▶ _Task_
From the entries below, count the lines with "органов". Write only the count.
* * * * *
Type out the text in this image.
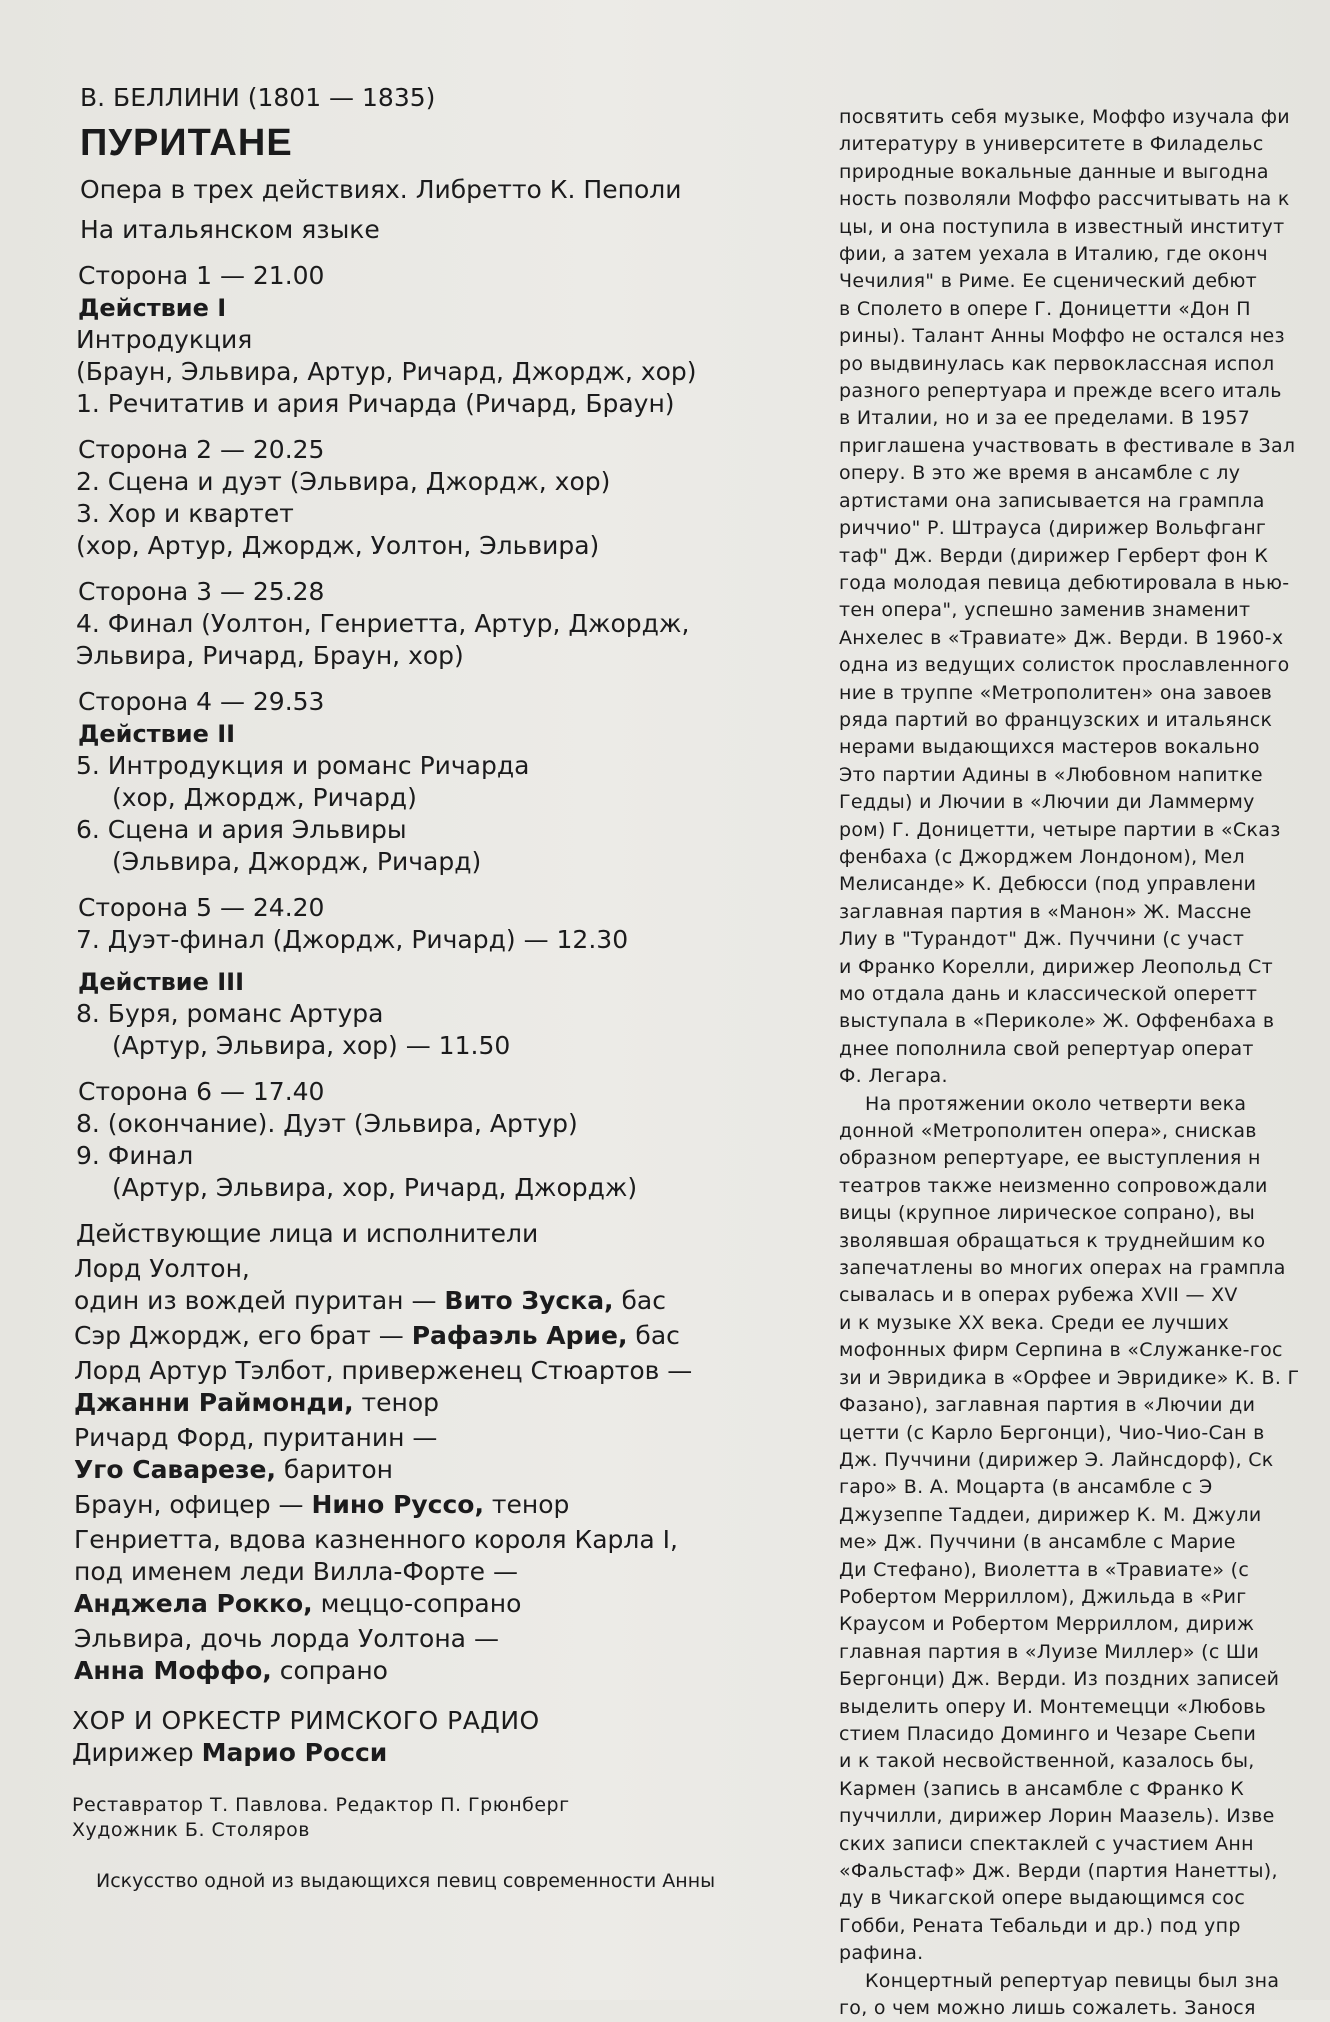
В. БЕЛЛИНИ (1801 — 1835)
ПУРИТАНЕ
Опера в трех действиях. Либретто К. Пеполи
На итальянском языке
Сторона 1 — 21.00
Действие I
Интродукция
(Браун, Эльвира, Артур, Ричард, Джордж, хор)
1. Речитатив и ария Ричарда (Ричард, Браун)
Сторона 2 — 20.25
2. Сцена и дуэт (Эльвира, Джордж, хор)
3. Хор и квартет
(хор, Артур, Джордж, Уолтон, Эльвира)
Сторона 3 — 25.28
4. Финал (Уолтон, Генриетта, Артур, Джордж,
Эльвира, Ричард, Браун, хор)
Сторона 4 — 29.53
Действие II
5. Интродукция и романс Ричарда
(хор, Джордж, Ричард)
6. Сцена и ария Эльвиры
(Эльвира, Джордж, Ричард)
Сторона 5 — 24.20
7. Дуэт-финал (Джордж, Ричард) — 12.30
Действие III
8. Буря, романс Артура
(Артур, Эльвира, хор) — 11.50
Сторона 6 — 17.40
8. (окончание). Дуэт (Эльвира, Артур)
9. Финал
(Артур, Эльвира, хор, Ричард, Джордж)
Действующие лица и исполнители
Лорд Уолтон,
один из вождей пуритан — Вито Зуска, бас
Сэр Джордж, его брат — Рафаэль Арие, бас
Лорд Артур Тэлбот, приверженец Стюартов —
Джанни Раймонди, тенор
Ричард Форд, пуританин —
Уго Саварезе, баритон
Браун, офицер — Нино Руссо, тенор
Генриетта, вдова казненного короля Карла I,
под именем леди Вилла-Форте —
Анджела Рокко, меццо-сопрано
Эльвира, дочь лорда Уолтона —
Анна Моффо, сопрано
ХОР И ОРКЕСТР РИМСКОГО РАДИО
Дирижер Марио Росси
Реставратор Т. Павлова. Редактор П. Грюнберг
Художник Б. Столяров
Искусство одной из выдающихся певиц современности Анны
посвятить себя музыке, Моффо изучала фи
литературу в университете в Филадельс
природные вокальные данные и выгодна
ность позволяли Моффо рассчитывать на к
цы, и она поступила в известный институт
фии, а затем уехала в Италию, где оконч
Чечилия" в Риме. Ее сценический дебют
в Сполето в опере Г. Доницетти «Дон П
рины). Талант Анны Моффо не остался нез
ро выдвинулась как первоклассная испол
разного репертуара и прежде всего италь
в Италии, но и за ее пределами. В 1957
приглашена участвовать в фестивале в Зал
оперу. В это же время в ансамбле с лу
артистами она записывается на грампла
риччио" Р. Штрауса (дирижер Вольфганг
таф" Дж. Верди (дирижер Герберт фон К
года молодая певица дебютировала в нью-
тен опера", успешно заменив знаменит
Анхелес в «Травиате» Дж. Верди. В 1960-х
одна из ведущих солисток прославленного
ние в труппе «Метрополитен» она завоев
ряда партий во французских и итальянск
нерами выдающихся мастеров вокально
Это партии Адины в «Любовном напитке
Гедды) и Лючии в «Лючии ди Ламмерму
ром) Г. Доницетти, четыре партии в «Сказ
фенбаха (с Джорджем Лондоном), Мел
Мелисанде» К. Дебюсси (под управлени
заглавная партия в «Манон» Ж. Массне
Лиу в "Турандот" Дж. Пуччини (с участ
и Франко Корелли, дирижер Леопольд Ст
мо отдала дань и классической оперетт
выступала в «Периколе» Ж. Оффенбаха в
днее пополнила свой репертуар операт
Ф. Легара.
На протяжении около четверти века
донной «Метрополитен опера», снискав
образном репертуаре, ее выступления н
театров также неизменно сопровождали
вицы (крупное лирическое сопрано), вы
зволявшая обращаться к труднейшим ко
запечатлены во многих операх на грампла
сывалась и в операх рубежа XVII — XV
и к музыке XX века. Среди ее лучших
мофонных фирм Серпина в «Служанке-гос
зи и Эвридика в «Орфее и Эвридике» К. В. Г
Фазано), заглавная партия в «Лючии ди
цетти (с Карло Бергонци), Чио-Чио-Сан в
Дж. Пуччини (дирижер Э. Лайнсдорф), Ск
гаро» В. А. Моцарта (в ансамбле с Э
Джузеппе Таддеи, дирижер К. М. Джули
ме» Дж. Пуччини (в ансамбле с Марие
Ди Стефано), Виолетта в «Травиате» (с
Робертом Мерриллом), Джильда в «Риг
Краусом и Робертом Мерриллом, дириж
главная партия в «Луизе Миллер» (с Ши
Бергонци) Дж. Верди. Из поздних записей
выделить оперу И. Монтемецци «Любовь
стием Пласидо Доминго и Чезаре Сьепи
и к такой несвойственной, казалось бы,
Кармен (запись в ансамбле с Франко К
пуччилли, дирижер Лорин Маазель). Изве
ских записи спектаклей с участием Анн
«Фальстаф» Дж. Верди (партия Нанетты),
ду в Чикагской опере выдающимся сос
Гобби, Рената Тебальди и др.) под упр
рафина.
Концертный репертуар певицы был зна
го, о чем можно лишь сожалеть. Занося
* * * * *
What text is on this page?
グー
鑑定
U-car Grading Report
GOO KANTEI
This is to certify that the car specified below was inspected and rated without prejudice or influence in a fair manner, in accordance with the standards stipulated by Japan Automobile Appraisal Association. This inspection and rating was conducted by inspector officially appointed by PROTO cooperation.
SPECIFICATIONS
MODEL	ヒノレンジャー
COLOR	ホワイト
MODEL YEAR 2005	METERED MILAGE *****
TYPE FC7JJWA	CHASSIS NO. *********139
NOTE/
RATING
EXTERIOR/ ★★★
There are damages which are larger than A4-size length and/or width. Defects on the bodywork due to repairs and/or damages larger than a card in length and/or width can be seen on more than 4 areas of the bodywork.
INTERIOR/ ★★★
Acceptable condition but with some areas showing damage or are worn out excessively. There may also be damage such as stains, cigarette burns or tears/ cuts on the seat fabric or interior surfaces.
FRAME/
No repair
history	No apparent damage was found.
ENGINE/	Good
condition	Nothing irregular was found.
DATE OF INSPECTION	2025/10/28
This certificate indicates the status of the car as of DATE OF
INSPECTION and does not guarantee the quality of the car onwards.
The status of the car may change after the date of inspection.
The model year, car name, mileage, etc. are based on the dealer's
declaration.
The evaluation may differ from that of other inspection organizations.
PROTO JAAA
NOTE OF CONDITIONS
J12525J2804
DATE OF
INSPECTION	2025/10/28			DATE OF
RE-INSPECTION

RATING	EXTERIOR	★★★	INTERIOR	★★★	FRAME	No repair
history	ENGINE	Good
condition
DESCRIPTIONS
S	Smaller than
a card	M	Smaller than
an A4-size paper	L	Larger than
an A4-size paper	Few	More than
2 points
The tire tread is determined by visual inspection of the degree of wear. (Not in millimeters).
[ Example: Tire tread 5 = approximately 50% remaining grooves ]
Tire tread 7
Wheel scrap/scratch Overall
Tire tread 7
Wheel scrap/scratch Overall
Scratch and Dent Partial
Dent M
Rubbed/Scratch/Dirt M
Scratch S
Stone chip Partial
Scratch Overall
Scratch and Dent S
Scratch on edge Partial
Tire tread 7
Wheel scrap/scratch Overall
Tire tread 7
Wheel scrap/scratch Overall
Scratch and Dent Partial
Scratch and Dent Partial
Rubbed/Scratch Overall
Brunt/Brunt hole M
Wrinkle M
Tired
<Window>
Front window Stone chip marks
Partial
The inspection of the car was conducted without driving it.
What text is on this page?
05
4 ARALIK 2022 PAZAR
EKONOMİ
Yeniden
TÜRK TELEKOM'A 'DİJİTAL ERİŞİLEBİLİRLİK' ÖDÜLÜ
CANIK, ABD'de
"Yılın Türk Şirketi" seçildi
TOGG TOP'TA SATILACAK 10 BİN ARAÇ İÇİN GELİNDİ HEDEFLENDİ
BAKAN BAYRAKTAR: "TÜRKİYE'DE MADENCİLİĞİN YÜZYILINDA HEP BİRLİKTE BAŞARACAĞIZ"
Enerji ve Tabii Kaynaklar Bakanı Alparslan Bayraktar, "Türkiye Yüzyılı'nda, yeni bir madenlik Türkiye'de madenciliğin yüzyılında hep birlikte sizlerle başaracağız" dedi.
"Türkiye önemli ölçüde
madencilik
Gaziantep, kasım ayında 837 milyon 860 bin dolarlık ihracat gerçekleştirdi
* * * * *
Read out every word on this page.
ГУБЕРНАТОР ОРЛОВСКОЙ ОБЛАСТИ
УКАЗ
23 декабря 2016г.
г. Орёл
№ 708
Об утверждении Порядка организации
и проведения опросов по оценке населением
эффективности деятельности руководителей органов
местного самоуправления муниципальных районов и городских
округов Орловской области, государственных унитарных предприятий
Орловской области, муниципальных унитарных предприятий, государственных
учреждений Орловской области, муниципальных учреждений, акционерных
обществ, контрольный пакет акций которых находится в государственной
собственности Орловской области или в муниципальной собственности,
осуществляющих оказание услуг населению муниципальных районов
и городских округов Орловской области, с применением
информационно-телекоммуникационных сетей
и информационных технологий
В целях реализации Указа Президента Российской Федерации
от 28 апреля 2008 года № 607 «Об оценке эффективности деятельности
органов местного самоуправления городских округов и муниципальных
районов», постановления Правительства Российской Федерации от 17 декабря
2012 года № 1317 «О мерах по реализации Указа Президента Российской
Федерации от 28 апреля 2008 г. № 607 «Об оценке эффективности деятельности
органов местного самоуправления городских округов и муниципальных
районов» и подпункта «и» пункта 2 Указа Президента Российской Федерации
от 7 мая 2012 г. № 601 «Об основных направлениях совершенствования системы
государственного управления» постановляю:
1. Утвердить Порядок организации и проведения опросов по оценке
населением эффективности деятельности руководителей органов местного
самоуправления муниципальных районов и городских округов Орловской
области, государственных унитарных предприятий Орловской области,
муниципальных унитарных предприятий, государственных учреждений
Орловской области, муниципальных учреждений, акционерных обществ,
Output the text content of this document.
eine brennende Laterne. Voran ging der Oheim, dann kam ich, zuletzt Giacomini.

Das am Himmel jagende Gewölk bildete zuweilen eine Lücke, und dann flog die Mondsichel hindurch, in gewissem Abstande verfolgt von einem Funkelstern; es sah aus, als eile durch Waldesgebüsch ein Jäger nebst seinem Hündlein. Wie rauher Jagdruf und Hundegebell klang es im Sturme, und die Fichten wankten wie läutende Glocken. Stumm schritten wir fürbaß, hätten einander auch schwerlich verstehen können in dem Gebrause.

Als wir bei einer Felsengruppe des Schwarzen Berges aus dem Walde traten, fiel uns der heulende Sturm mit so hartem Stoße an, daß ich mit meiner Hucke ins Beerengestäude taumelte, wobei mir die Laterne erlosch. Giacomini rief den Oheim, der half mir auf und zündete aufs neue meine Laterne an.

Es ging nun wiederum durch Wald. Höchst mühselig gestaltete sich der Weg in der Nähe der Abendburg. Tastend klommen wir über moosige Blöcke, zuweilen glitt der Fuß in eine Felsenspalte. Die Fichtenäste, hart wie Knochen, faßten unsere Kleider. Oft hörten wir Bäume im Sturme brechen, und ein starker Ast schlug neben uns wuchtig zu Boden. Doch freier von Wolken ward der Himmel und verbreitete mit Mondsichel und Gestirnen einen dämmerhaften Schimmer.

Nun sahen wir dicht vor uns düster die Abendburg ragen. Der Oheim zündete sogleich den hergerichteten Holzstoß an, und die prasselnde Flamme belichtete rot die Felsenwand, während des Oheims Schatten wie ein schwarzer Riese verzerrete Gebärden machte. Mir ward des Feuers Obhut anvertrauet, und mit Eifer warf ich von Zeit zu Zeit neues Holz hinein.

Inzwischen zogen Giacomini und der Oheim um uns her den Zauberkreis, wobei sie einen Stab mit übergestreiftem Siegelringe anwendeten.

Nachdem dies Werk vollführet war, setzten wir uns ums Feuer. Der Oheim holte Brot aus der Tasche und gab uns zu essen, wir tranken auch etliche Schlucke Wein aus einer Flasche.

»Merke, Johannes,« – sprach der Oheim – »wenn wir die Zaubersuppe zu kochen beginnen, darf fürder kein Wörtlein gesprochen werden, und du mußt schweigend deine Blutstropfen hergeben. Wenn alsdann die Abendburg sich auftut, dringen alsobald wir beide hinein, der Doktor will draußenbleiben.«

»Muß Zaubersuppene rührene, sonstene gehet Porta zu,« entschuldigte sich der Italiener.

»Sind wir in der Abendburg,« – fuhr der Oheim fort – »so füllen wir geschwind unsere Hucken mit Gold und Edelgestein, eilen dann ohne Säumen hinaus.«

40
* * * * *
▶ _The output_
4